--- Start Input material ---

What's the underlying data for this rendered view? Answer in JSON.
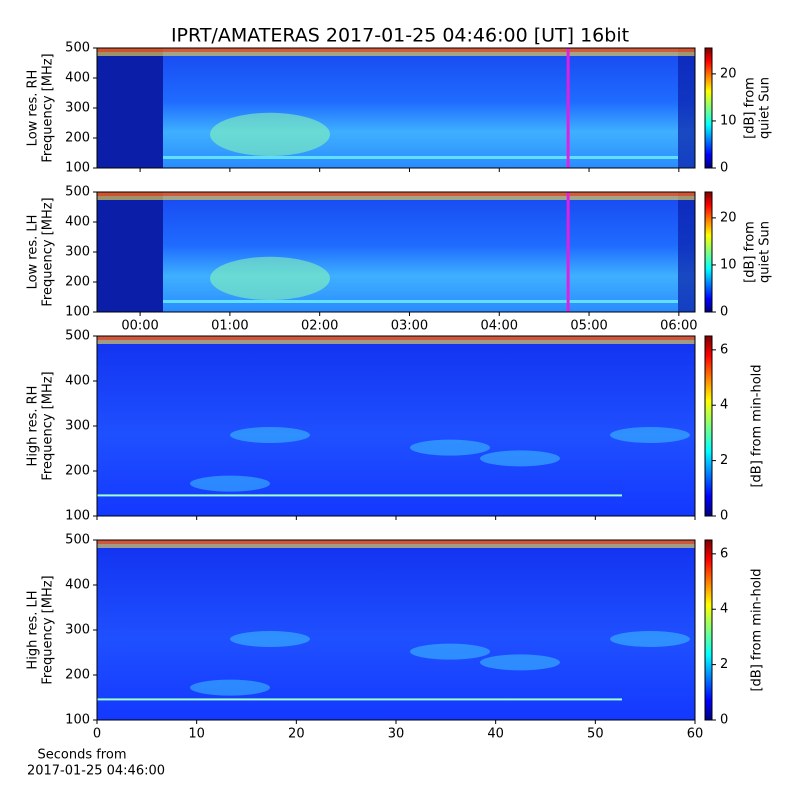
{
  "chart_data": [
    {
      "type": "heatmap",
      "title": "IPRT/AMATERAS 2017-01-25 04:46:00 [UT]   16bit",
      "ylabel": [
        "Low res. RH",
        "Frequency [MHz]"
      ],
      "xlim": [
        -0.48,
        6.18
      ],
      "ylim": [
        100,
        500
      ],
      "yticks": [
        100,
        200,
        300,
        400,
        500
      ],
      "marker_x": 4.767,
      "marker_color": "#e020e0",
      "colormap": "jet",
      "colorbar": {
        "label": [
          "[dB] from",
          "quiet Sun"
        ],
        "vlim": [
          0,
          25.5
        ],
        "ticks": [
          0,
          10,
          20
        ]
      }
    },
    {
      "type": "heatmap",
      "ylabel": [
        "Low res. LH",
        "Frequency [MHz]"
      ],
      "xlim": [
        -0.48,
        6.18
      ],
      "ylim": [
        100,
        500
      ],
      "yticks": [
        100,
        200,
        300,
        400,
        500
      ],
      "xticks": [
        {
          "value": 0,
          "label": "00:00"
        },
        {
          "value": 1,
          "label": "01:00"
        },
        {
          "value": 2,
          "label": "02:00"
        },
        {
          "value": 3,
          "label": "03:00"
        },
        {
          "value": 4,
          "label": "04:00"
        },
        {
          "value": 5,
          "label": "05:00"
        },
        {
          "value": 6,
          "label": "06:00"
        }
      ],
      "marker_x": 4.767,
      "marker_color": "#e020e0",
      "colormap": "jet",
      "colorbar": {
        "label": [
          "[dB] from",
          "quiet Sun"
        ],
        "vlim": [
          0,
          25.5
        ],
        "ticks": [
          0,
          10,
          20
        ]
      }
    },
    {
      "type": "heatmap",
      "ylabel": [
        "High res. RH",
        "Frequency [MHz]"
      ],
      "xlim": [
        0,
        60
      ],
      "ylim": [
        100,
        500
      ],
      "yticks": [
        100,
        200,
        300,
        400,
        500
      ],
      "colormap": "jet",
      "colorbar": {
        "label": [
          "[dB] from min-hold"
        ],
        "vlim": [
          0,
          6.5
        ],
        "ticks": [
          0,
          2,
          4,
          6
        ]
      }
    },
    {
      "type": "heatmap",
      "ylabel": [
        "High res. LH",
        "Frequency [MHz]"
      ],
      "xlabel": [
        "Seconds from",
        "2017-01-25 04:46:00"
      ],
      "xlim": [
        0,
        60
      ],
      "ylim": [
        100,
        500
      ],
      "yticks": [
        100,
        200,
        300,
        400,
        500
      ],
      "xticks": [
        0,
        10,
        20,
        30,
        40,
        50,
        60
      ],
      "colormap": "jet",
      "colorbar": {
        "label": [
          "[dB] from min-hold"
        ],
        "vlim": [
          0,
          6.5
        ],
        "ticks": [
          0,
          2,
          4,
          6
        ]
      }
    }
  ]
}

--- End Input material ---

# [Objective]
Leave out all pictures, then copy the remaining material exactly.

# [Written reply]
What's the underlying data for this rendered view? Answer in JSON.
{
  "chart_data": [
    {
      "type": "heatmap",
      "title": "IPRT/AMATERAS 2017-01-25 04:46:00 [UT]   16bit",
      "ylabel": [
        "Low res. RH",
        "Frequency [MHz]"
      ],
      "xlim": [
        -0.48,
        6.18
      ],
      "ylim": [
        100,
        500
      ],
      "yticks": [
        100,
        200,
        300,
        400,
        500
      ],
      "marker_x": 4.767,
      "marker_color": "#e020e0",
      "colormap": "jet",
      "colorbar": {
        "label": [
          "[dB] from",
          "quiet Sun"
        ],
        "vlim": [
          0,
          25.5
        ],
        "ticks": [
          0,
          10,
          20
        ]
      }
    },
    {
      "type": "heatmap",
      "ylabel": [
        "Low res. LH",
        "Frequency [MHz]"
      ],
      "xlim": [
        -0.48,
        6.18
      ],
      "ylim": [
        100,
        500
      ],
      "yticks": [
        100,
        200,
        300,
        400,
        500
      ],
      "xticks": [
        {
          "value": 0,
          "label": "00:00"
        },
        {
          "value": 1,
          "label": "01:00"
        },
        {
          "value": 2,
          "label": "02:00"
        },
        {
          "value": 3,
          "label": "03:00"
        },
        {
          "value": 4,
          "label": "04:00"
        },
        {
          "value": 5,
          "label": "05:00"
        },
        {
          "value": 6,
          "label": "06:00"
        }
      ],
      "marker_x": 4.767,
      "marker_color": "#e020e0",
      "colormap": "jet",
      "colorbar": {
        "label": [
          "[dB] from",
          "quiet Sun"
        ],
        "vlim": [
          0,
          25.5
        ],
        "ticks": [
          0,
          10,
          20
        ]
      }
    },
    {
      "type": "heatmap",
      "ylabel": [
        "High res. RH",
        "Frequency [MHz]"
      ],
      "xlim": [
        0,
        60
      ],
      "ylim": [
        100,
        500
      ],
      "yticks": [
        100,
        200,
        300,
        400,
        500
      ],
      "colormap": "jet",
      "colorbar": {
        "label": [
          "[dB] from min-hold"
        ],
        "vlim": [
          0,
          6.5
        ],
        "ticks": [
          0,
          2,
          4,
          6
        ]
      }
    },
    {
      "type": "heatmap",
      "ylabel": [
        "High res. LH",
        "Frequency [MHz]"
      ],
      "xlabel": [
        "Seconds from",
        "2017-01-25 04:46:00"
      ],
      "xlim": [
        0,
        60
      ],
      "ylim": [
        100,
        500
      ],
      "yticks": [
        100,
        200,
        300,
        400,
        500
      ],
      "xticks": [
        0,
        10,
        20,
        30,
        40,
        50,
        60
      ],
      "colormap": "jet",
      "colorbar": {
        "label": [
          "[dB] from min-hold"
        ],
        "vlim": [
          0,
          6.5
        ],
        "ticks": [
          0,
          2,
          4,
          6
        ]
      }
    }
  ]
}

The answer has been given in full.